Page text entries
◆ ◆ ◆

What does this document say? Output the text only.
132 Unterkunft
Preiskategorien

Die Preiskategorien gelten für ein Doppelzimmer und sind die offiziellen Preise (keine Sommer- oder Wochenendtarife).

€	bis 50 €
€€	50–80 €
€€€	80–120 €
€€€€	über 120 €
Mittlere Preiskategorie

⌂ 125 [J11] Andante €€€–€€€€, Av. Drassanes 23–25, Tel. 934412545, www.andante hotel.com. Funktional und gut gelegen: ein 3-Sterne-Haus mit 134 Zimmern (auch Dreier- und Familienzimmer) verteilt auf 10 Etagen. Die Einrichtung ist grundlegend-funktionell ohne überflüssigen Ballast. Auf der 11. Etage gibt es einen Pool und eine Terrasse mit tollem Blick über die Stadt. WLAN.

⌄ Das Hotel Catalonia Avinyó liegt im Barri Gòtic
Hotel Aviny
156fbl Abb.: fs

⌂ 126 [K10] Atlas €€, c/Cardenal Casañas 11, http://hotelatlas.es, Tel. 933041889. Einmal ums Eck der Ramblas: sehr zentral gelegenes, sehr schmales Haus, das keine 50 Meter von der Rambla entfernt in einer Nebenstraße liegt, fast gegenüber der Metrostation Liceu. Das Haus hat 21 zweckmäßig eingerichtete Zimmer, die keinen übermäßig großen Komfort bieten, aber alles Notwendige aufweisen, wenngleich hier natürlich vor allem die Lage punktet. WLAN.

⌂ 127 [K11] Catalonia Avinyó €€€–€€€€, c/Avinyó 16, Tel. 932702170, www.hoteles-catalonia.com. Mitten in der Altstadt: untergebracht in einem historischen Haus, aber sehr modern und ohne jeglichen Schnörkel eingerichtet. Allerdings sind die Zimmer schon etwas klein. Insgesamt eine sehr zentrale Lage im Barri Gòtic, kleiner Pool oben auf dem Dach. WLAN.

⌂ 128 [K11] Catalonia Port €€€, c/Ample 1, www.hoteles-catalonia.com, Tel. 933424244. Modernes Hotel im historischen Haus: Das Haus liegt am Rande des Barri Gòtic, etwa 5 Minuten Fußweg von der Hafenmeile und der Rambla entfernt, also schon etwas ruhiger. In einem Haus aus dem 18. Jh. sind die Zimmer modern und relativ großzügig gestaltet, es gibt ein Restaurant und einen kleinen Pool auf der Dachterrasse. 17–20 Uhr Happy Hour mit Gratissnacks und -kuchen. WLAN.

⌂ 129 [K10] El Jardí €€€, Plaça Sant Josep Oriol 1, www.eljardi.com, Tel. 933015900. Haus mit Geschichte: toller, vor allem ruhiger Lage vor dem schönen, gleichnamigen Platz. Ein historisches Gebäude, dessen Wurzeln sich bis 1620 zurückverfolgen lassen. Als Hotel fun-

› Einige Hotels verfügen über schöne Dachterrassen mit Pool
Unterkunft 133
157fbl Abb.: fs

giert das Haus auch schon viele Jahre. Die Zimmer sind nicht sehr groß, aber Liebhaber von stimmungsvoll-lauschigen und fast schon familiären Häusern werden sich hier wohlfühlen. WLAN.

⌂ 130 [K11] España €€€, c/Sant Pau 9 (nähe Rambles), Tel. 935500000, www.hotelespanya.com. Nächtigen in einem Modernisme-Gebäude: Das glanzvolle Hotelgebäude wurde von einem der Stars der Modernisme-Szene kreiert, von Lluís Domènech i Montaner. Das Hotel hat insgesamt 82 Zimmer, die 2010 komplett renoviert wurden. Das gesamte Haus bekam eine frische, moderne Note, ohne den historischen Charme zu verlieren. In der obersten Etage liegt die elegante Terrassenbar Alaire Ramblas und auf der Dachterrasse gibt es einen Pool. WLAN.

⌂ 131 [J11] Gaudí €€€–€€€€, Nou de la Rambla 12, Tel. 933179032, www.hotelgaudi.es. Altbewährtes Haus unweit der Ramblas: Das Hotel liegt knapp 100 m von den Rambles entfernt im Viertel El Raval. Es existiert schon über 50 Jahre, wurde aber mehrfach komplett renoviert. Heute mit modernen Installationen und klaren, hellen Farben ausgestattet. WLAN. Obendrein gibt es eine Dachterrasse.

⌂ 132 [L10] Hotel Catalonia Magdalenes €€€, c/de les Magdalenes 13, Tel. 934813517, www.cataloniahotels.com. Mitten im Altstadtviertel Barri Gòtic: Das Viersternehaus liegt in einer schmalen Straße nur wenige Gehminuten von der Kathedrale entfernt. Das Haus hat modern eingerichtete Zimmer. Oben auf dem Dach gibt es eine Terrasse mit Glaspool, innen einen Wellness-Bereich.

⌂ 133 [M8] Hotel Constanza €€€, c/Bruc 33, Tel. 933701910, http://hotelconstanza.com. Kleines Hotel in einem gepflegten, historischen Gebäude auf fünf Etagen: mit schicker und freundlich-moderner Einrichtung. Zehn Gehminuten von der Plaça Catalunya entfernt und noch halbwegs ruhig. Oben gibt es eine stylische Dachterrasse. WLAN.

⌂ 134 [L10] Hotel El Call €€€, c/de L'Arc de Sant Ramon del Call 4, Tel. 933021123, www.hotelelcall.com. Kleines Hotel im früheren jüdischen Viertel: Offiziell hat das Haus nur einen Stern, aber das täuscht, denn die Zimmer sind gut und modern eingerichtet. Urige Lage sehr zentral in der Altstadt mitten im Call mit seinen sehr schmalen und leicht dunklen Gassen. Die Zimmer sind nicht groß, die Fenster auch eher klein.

◆ ◆ ◆

EXERCISE INSTRUCTIONS:
An identical copy of the preceding records should be returned.

EXERCISE OUTPUT:
What does this document say? Output the text only.
132 Unterkunft
Preiskategorien

Die Preiskategorien gelten für ein Doppelzimmer und sind die offiziellen Preise (keine Sommer- oder Wochenendtarife).

€	bis 50 €
€€	50–80 €
€€€	80–120 €
€€€€	über 120 €
Mittlere Preiskategorie

⌂ 125 [J11] Andante €€€–€€€€, Av. Drassanes 23–25, Tel. 934412545, www.andante hotel.com. Funktional und gut gelegen: ein 3-Sterne-Haus mit 134 Zimmern (auch Dreier- und Familienzimmer) verteilt auf 10 Etagen. Die Einrichtung ist grundlegend-funktionell ohne überflüssigen Ballast. Auf der 11. Etage gibt es einen Pool und eine Terrasse mit tollem Blick über die Stadt. WLAN.

⌄ Das Hotel Catalonia Avinyó liegt im Barri Gòtic
Hotel Aviny
156fbl Abb.: fs

⌂ 126 [K10] Atlas €€, c/Cardenal Casañas 11, http://hotelatlas.es, Tel. 933041889. Einmal ums Eck der Ramblas: sehr zentral gelegenes, sehr schmales Haus, das keine 50 Meter von der Rambla entfernt in einer Nebenstraße liegt, fast gegenüber der Metrostation Liceu. Das Haus hat 21 zweckmäßig eingerichtete Zimmer, die keinen übermäßig großen Komfort bieten, aber alles Notwendige aufweisen, wenngleich hier natürlich vor allem die Lage punktet. WLAN.

⌂ 127 [K11] Catalonia Avinyó €€€–€€€€, c/Avinyó 16, Tel. 932702170, www.hoteles-catalonia.com. Mitten in der Altstadt: untergebracht in einem historischen Haus, aber sehr modern und ohne jeglichen Schnörkel eingerichtet. Allerdings sind die Zimmer schon etwas klein. Insgesamt eine sehr zentrale Lage im Barri Gòtic, kleiner Pool oben auf dem Dach. WLAN.

⌂ 128 [K11] Catalonia Port €€€, c/Ample 1, www.hoteles-catalonia.com, Tel. 933424244. Modernes Hotel im historischen Haus: Das Haus liegt am Rande des Barri Gòtic, etwa 5 Minuten Fußweg von der Hafenmeile und der Rambla entfernt, also schon etwas ruhiger. In einem Haus aus dem 18. Jh. sind die Zimmer modern und relativ großzügig gestaltet, es gibt ein Restaurant und einen kleinen Pool auf der Dachterrasse. 17–20 Uhr Happy Hour mit Gratissnacks und -kuchen. WLAN.

⌂ 129 [K10] El Jardí €€€, Plaça Sant Josep Oriol 1, www.eljardi.com, Tel. 933015900. Haus mit Geschichte: toller, vor allem ruhiger Lage vor dem schönen, gleichnamigen Platz. Ein historisches Gebäude, dessen Wurzeln sich bis 1620 zurückverfolgen lassen. Als Hotel fun-

› Einige Hotels verfügen über schöne Dachterrassen mit Pool
Unterkunft 133
157fbl Abb.: fs

giert das Haus auch schon viele Jahre. Die Zimmer sind nicht sehr groß, aber Liebhaber von stimmungsvoll-lauschigen und fast schon familiären Häusern werden sich hier wohlfühlen. WLAN.

⌂ 130 [K11] España €€€, c/Sant Pau 9 (nähe Rambles), Tel. 935500000, www.hotelespanya.com. Nächtigen in einem Modernisme-Gebäude: Das glanzvolle Hotelgebäude wurde von einem der Stars der Modernisme-Szene kreiert, von Lluís Domènech i Montaner. Das Hotel hat insgesamt 82 Zimmer, die 2010 komplett renoviert wurden. Das gesamte Haus bekam eine frische, moderne Note, ohne den historischen Charme zu verlieren. In der obersten Etage liegt die elegante Terrassenbar Alaire Ramblas und auf der Dachterrasse gibt es einen Pool. WLAN.

⌂ 131 [J11] Gaudí €€€–€€€€, Nou de la Rambla 12, Tel. 933179032, www.hotelgaudi.es. Altbewährtes Haus unweit der Ramblas: Das Hotel liegt knapp 100 m von den Rambles entfernt im Viertel El Raval. Es existiert schon über 50 Jahre, wurde aber mehrfach komplett renoviert. Heute mit modernen Installationen und klaren, hellen Farben ausgestattet. WLAN. Obendrein gibt es eine Dachterrasse.

⌂ 132 [L10] Hotel Catalonia Magdalenes €€€, c/de les Magdalenes 13, Tel. 934813517, www.cataloniahotels.com. Mitten im Altstadtviertel Barri Gòtic: Das Viersternehaus liegt in einer schmalen Straße nur wenige Gehminuten von der Kathedrale entfernt. Das Haus hat modern eingerichtete Zimmer. Oben auf dem Dach gibt es eine Terrasse mit Glaspool, innen einen Wellness-Bereich.

⌂ 133 [M8] Hotel Constanza €€€, c/Bruc 33, Tel. 933701910, http://hotelconstanza.com. Kleines Hotel in einem gepflegten, historischen Gebäude auf fünf Etagen: mit schicker und freundlich-moderner Einrichtung. Zehn Gehminuten von der Plaça Catalunya entfernt und noch halbwegs ruhig. Oben gibt es eine stylische Dachterrasse. WLAN.

⌂ 134 [L10] Hotel El Call €€€, c/de L'Arc de Sant Ramon del Call 4, Tel. 933021123, www.hotelelcall.com. Kleines Hotel im früheren jüdischen Viertel: Offiziell hat das Haus nur einen Stern, aber das täuscht, denn die Zimmer sind gut und modern eingerichtet. Urige Lage sehr zentral in der Altstadt mitten im Call mit seinen sehr schmalen und leicht dunklen Gassen. Die Zimmer sind nicht groß, die Fenster auch eher klein.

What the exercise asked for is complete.